(Written exercise) Arrange the entries below as a numbered list, from their first line up to and including the line containing "x-axis-label: Distance (m) [284, 321, 356, 335]". Omit blank lines.

(Record extracts)
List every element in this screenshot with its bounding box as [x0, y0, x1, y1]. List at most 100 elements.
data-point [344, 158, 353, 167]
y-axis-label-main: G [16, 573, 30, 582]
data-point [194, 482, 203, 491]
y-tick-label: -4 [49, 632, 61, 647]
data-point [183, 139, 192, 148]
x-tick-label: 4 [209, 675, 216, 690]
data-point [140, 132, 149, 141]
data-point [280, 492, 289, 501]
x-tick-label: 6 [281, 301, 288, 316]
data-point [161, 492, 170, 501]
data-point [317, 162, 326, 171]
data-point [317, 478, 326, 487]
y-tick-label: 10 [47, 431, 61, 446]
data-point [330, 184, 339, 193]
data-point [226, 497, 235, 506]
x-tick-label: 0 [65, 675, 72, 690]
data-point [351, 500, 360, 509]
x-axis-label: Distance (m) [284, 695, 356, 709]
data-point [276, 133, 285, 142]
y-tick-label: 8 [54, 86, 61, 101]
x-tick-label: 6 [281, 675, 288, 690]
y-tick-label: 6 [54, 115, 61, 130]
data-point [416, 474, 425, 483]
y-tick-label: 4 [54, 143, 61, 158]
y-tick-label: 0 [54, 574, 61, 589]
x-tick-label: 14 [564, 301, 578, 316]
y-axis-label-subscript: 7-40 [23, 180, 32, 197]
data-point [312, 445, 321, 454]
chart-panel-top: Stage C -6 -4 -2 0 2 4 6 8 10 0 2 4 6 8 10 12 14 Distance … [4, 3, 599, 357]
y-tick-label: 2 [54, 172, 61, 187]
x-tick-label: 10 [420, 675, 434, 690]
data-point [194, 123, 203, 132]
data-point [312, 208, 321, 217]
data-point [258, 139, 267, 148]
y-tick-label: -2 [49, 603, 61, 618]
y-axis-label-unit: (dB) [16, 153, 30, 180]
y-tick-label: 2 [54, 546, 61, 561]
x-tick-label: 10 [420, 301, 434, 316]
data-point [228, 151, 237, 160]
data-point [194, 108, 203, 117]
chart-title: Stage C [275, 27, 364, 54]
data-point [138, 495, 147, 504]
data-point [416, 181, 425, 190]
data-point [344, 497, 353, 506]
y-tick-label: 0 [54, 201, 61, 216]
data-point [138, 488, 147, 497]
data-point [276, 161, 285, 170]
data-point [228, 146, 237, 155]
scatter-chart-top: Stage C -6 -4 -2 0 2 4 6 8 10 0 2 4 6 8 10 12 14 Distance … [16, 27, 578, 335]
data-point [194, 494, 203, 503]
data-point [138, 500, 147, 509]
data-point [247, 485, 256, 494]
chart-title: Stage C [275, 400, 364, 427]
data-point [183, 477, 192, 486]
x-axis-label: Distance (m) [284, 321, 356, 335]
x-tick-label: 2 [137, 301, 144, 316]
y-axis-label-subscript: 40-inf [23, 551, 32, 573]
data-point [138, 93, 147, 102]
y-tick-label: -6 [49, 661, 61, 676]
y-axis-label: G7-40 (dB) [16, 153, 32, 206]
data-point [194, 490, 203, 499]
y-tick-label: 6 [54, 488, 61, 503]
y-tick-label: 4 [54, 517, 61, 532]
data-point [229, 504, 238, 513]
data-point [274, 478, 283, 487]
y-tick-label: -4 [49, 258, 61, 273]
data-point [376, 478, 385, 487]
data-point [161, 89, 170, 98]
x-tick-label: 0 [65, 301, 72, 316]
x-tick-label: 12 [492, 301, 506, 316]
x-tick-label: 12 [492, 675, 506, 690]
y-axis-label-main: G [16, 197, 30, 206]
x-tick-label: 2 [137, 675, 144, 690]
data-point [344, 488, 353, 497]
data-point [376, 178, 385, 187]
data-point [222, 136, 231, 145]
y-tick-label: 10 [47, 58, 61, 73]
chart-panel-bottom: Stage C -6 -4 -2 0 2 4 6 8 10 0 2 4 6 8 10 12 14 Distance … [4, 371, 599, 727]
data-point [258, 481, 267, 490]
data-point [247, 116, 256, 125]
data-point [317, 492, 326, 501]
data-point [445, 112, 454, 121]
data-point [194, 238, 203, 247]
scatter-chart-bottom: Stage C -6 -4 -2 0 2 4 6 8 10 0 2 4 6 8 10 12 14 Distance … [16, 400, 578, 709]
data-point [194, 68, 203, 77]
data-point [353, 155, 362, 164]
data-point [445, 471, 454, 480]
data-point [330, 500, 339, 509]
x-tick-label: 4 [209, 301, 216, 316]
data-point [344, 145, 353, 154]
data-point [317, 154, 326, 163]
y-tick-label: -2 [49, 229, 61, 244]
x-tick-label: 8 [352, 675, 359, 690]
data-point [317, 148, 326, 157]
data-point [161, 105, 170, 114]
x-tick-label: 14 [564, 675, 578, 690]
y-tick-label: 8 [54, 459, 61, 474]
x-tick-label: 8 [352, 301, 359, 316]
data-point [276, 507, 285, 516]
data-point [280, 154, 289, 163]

(Reply to the exercise)
1. List every element in this screenshot with its bounding box as [x0, y0, x1, y1]. List at most 100 elements.
2. data-point [344, 158, 353, 167]
3. y-axis-label-main: G [16, 573, 30, 582]
4. data-point [194, 482, 203, 491]
5. y-tick-label: -4 [49, 632, 61, 647]
6. data-point [183, 139, 192, 148]
7. x-tick-label: 4 [209, 675, 216, 690]
8. data-point [140, 132, 149, 141]
9. data-point [280, 492, 289, 501]
10. x-tick-label: 6 [281, 301, 288, 316]
11. data-point [161, 492, 170, 501]
12. data-point [317, 162, 326, 171]
13. data-point [317, 478, 326, 487]
14. y-tick-label: 10 [47, 431, 61, 446]
15. data-point [330, 184, 339, 193]
16. data-point [226, 497, 235, 506]
17. x-tick-label: 0 [65, 675, 72, 690]
18. data-point [351, 500, 360, 509]
19. x-axis-label: Distance (m) [284, 695, 356, 709]
20. data-point [276, 133, 285, 142]
21. y-tick-label: 8 [54, 86, 61, 101]
22. x-tick-label: 6 [281, 675, 288, 690]
23. y-tick-label: 6 [54, 115, 61, 130]
24. data-point [416, 474, 425, 483]
25. y-tick-label: 4 [54, 143, 61, 158]
26. y-tick-label: 0 [54, 574, 61, 589]
27. x-tick-label: 14 [564, 301, 578, 316]
28. y-axis-label-subscript: 7-40 [23, 180, 32, 197]
29. data-point [312, 445, 321, 454]
30. chart-panel-top: Stage C -6 -4 -2 0 2 4 6 8 10 0 2 4 6 8 10 12 14 Distance … [4, 3, 599, 357]
31. y-tick-label: 2 [54, 172, 61, 187]
32. x-tick-label: 10 [420, 675, 434, 690]
33. data-point [194, 123, 203, 132]
34. data-point [312, 208, 321, 217]
35. data-point [258, 139, 267, 148]
36. y-tick-label: -2 [49, 603, 61, 618]
37. y-axis-label-unit: (dB) [16, 153, 30, 180]
38. y-tick-label: 2 [54, 546, 61, 561]
39. x-tick-label: 10 [420, 301, 434, 316]
40. data-point [228, 151, 237, 160]
41. data-point [194, 108, 203, 117]
42. chart-title: Stage C [275, 27, 364, 54]
43. data-point [138, 495, 147, 504]
44. data-point [416, 181, 425, 190]
45. data-point [344, 497, 353, 506]
46. y-tick-label: 0 [54, 201, 61, 216]
47. data-point [138, 488, 147, 497]
48. data-point [276, 161, 285, 170]
49. data-point [228, 146, 237, 155]
50. scatter-chart-top: Stage C -6 -4 -2 0 2 4 6 8 10 0 2 4 6 8 10 12 14 Distance … [16, 27, 578, 335]
51. data-point [194, 494, 203, 503]
52. data-point [138, 500, 147, 509]
53. data-point [247, 485, 256, 494]
54. chart-title: Stage C [275, 400, 364, 427]
55. data-point [183, 477, 192, 486]
56. x-axis-label: Distance (m) [284, 321, 356, 335]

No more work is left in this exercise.